- WHAT NEEDS TO BE DONE -
Find each line with the word "沙漠之鹰" in it, then give the total alone.

- DATA ENTRIES -
◇ ◇ ◇ ◇ ◇
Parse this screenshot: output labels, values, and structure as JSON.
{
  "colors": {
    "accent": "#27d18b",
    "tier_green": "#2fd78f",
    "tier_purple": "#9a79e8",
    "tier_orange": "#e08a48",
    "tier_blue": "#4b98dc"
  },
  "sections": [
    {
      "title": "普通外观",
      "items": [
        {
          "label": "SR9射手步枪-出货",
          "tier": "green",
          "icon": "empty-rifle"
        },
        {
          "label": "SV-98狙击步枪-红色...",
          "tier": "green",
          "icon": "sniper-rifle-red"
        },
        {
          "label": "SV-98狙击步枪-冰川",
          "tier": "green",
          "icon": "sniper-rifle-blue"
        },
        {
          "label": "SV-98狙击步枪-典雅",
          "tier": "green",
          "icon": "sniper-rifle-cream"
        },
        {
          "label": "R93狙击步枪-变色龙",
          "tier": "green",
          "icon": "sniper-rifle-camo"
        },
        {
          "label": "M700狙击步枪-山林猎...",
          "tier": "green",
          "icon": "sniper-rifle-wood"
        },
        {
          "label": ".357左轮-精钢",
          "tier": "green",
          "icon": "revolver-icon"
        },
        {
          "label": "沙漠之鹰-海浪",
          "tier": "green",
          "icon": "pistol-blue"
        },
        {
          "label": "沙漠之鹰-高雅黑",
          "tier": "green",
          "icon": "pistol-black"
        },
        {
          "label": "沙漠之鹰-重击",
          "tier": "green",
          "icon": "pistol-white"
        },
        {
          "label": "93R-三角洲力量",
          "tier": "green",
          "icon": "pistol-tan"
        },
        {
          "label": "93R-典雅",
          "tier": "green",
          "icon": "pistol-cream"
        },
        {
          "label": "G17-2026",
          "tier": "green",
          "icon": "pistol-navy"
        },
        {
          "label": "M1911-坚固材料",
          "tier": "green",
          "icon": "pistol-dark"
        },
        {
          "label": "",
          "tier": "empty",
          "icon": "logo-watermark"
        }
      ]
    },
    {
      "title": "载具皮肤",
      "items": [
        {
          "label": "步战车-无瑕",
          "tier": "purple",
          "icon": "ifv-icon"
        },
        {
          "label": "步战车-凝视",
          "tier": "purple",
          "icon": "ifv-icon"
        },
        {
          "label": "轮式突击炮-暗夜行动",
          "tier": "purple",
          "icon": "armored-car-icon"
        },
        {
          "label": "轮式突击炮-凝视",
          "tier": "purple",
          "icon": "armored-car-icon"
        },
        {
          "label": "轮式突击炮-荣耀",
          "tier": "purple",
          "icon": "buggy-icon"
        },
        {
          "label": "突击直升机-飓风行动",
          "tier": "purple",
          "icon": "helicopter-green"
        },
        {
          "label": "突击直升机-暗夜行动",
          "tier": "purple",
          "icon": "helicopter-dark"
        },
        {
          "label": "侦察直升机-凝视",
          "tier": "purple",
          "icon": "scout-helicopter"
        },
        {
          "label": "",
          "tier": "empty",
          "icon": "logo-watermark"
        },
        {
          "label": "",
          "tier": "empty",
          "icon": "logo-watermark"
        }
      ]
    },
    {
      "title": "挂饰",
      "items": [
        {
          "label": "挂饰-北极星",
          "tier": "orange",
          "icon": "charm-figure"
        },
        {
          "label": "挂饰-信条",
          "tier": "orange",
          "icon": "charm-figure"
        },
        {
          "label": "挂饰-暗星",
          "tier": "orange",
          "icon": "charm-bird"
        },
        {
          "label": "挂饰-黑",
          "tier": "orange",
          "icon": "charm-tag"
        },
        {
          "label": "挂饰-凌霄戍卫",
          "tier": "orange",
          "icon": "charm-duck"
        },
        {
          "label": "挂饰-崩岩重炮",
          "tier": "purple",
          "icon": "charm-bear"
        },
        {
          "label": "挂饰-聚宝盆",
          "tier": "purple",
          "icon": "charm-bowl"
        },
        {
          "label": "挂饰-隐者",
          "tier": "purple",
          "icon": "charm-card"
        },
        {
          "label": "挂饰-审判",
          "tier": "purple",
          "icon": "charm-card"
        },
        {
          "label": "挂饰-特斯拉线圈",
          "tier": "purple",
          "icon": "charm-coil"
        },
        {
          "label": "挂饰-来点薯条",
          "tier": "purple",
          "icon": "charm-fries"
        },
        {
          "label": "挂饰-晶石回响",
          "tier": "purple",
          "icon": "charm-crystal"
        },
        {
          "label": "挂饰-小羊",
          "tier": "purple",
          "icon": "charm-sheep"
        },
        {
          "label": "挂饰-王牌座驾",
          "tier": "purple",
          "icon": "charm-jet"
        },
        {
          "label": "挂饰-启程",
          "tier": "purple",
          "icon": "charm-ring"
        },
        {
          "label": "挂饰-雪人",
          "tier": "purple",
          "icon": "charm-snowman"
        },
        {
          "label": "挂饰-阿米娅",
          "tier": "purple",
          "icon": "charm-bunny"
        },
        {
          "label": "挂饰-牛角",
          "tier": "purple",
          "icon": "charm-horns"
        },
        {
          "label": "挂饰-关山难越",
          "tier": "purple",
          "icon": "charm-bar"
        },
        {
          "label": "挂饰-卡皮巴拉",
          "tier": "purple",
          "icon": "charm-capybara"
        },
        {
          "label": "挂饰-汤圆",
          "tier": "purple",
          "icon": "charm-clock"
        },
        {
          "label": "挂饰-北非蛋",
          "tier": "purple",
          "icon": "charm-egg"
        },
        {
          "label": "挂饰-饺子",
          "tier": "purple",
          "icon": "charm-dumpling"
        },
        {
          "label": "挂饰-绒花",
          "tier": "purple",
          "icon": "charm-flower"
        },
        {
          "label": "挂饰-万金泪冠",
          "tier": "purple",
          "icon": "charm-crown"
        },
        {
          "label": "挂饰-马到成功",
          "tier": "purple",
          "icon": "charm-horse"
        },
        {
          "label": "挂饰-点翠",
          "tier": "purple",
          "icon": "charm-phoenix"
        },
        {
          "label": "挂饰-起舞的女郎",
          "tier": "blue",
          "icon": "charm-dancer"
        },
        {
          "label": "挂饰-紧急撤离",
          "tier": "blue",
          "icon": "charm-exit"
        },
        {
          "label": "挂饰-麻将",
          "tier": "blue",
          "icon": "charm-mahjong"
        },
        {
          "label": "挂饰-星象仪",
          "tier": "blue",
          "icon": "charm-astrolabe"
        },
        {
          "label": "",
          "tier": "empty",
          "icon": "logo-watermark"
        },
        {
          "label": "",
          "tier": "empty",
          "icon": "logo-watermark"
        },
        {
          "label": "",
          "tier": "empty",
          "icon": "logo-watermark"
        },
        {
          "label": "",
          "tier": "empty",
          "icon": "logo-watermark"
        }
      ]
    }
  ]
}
◇ ◇ ◇ ◇ ◇
- EXERCISE RESPONSE -
3